-
21. Data: 2010-06-01 13:28:20
Temat: Re: [oph] Atlantis wylądował...
Od: Jakub Witkowski <j...@d...z.sygnatury>
Andrzej Libiszewski pisze:
> misji. Natomiast usterki systemu TPS które miały miejce w trakcie misji
> STS-1 spowodowane były "działaniem nieprzewidzianych, intensywnych strug
> gorącego gazu"[1] a nie studentami.
> [1]Samoloty Kosmiczne, J. Nowicki, K. Zięcina, Wydawnictwa
> Naukowo-Techniczne, Warszawa, 1989
Dodaj, że chodzi o źródło powszechnie krytykowane, choćby na p.s.k,
za liczne nieścisłości i przeinaczenia.
--
Jakub Witkowski | Prezentowane opinie mogą być niepoważne,
z domeny | nieprawdziwe, lub nie odpowiadać w części
gts /kropka/ pl | lub całości poglądom ich Autora.
-
22. Data: 2010-06-01 13:46:31
Temat: Re: [oph] Atlantis wylądował...
========================
*WYMAGANIE A*:
Przetłumacz na angielski zdanie z wątku o lądowaniu Atlantisa: „Dodaj, że chodzi o źródło powszechnie krytykowane, choćby na p.s.k, za liczne nieścisłości i przeinaczenia.”
*WYMAGANIE B*:
Proszę powielić bez zmian fragment wątku o lądowaniu Atlantisa, wszystko od "Od: Jakub Witkowski" w dół aż do "a nie studentami.".
*WYMAGANIE C*:
Podejmij wątek o lądowaniu Atlantisa od miejsca, w którym się kończy, i pisz go dalej.

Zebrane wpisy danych
========================
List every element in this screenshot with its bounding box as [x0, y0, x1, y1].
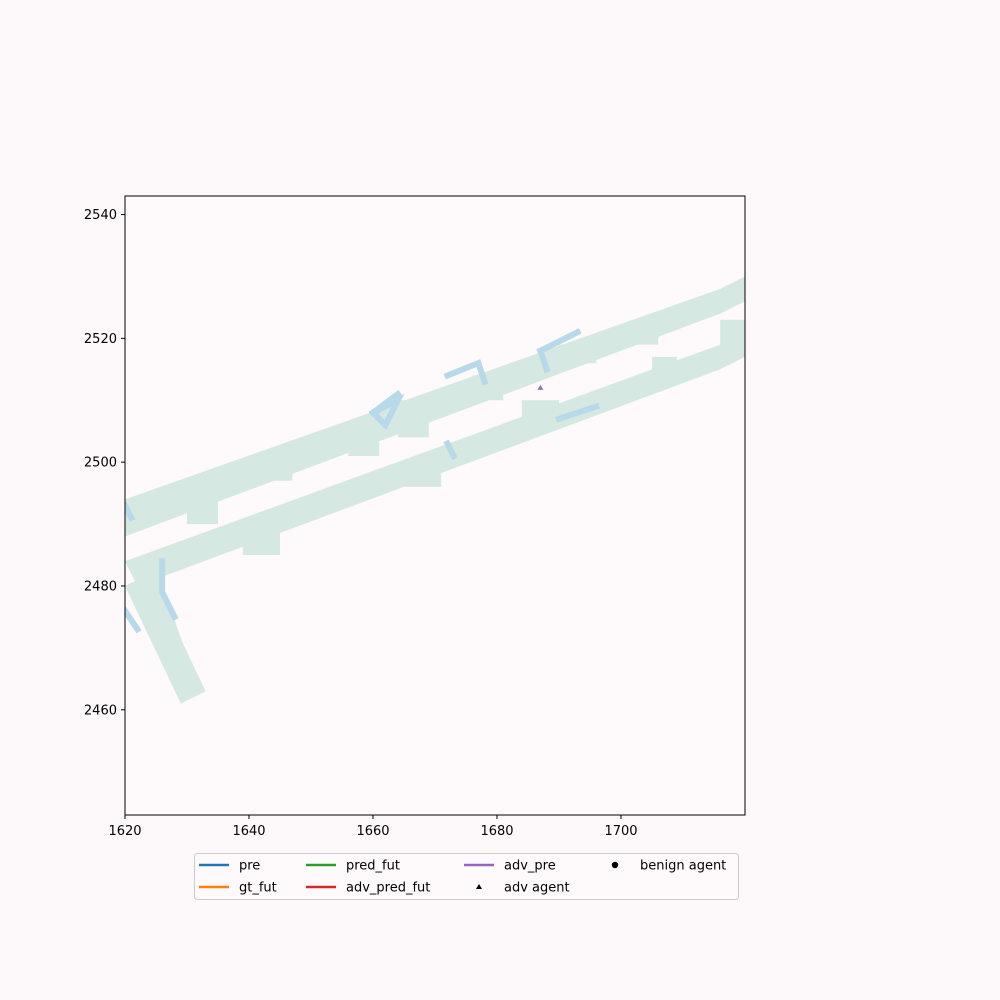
- road-pad: [404, 462, 442, 487]
- legend-label: pre: [239, 859, 260, 874]
- legend-label: adv_pred_fut: [346, 881, 430, 896]
- x-tick-label: 1680: [480, 824, 513, 839]
- legend-label: adv_pre: [504, 859, 556, 874]
- y-tick-label: 2480: [84, 579, 117, 594]
- y-tick-label: 2520: [84, 332, 117, 347]
- legend-label: adv agent: [504, 881, 570, 896]
- road-pad: [521, 400, 559, 425]
- y-tick-label: 2540: [84, 208, 117, 223]
- legend-entry: adv_pre: [464, 859, 556, 874]
- lane-marking: [443, 439, 458, 461]
- plot-background: [125, 196, 745, 815]
- y-tick-label: 2500: [84, 456, 117, 471]
- road-pad: [187, 493, 218, 525]
- legend-entry: benign agent: [611, 859, 726, 874]
- legend-entry: adv_pred_fut: [306, 881, 430, 896]
- legend-label: gt_fut: [239, 881, 277, 896]
- adv-agent-marker: [537, 384, 544, 390]
- lane-marking-layer: [125, 328, 600, 634]
- legend-entry: pred_fut: [306, 859, 400, 874]
- lane-marking: [536, 347, 551, 374]
- legend-swatch-triangle: [476, 884, 482, 889]
- legend-entry: gt_fut: [199, 881, 277, 896]
- x-tick-label: 1700: [604, 824, 637, 839]
- road-segment: [125, 332, 745, 586]
- legend-entry: pre: [199, 859, 260, 874]
- road-pad: [633, 319, 659, 345]
- x-axis: 1620 1640 1660 1680 1700: [108, 815, 638, 839]
- road-pad: [261, 456, 293, 481]
- road-pad: [472, 375, 504, 401]
- road-pad: [348, 431, 380, 456]
- lane-marking: [555, 402, 600, 423]
- x-tick-label: 1640: [232, 824, 265, 839]
- legend: pre gt_fut pred_fut adv_pred_fut adv_preadv …: [194, 853, 739, 900]
- lane-marking: [125, 501, 136, 522]
- road-pad: [652, 356, 677, 382]
- x-tick-label: 1620: [108, 824, 141, 839]
- lane-marking: [368, 389, 402, 417]
- plot-frame: [124, 195, 746, 816]
- y-axis: 2460 2480 2500 2520 2540: [84, 208, 125, 718]
- road-pad: [559, 344, 597, 364]
- x-tick-label: 1660: [356, 824, 389, 839]
- legend-label: benign agent: [640, 859, 726, 874]
- legend-swatch-circle: [611, 861, 619, 869]
- road-pad: [397, 400, 429, 438]
- road-layer: [125, 276, 745, 704]
- road-segment: [137, 561, 194, 679]
- road-pad: [242, 530, 280, 555]
- lane-marking: [443, 359, 489, 386]
- y-tick-label: 2460: [84, 703, 117, 718]
- legend-label: pred_fut: [346, 859, 400, 874]
- agent-layer: [537, 384, 544, 390]
- legend-entry: adv agent: [476, 881, 570, 896]
- road-pad: [720, 319, 745, 357]
- lane-marking: [536, 328, 582, 355]
- lane-marking: [125, 606, 142, 634]
- lane-marking: [159, 558, 179, 621]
========================
*WYNIK KOŃCOWY A*:
Add that this is a source widely criticized, for instance on p.s.k, for numerous inaccuracies and distortions.

*WYNIK KOŃCOWY B*:
Od: Jakub Witkowski <j...@d...z.sygnatury>
Andrzej Libiszewski pisze:
> misji. Natomiast usterki systemu TPS które miały miejce w trakcie misji
> STS-1 spowodowane były "działaniem nieprzewidzianych, intensywnych strug
> gorącego gazu"[1] a nie studentami.

*WYNIK KOŃCOWY C*:
Od: Andrzej Libiszewski <a...@g...usunto.pl>
Dnia Tue, 01 Jun 2010 15:28:20 +0200, Jakub Witkowski napisał(a):
> Andrzej Libiszewski pisze:
>> misji. Natomiast usterki systemu TPS które miały miejce w trakcie misji
>> STS-1 spowodowane były "działaniem nieprzewidzianych, intensywnych strug
>> gorącego gazu"[1] a nie studentami.
>
>> [1]Samoloty Kosmiczne, J. Nowicki, K. Zięcina, Wydawnictwa
>> Naukowo-Techniczne, Warszawa, 1989
>
> Dodaj, że chodzi o źródło powszechnie krytykowane, choćby na p.s.k,
> za liczne nieścisłości i przeinaczenia.
A coś więcej o tej krytyce i nieścisłościach? ULR jakiś konkretny? W
odniesieniu do tego co podałem za w/w publikacją.
Bo z samego faktu istnienia nieścisłości nie wynika, że to co napisałem nie
jest prawdą.
--
Andrzej Libiszewski; JID: andrea/at/jabster.pl, GG: 5289118
"Dar jest błogosławieństwem ofiarodawcy"
-
23. Data: 2010-06-02 21:20:38
Temat: Re: [oph] Atlantis wylÄ?dowaĹ?...
Od: "Mariusz [mr.]" <l...@i...wp.pl>
"Andrzej Libiszewski" <a...@g...usunto.pl> wrote:
[...]
>>> ale może poczytaj trochę o systemie
>>> TPS wahadłowców, zanim napiszesz o tych par tysiącach stopni...
>>> Materiał
>>> RCC używany w najbardziej gorących miejscach wytrzymuje do 1500°C.
>>
>> A ktoś pisał o stałej temperaturze kilku tysięcy stopni?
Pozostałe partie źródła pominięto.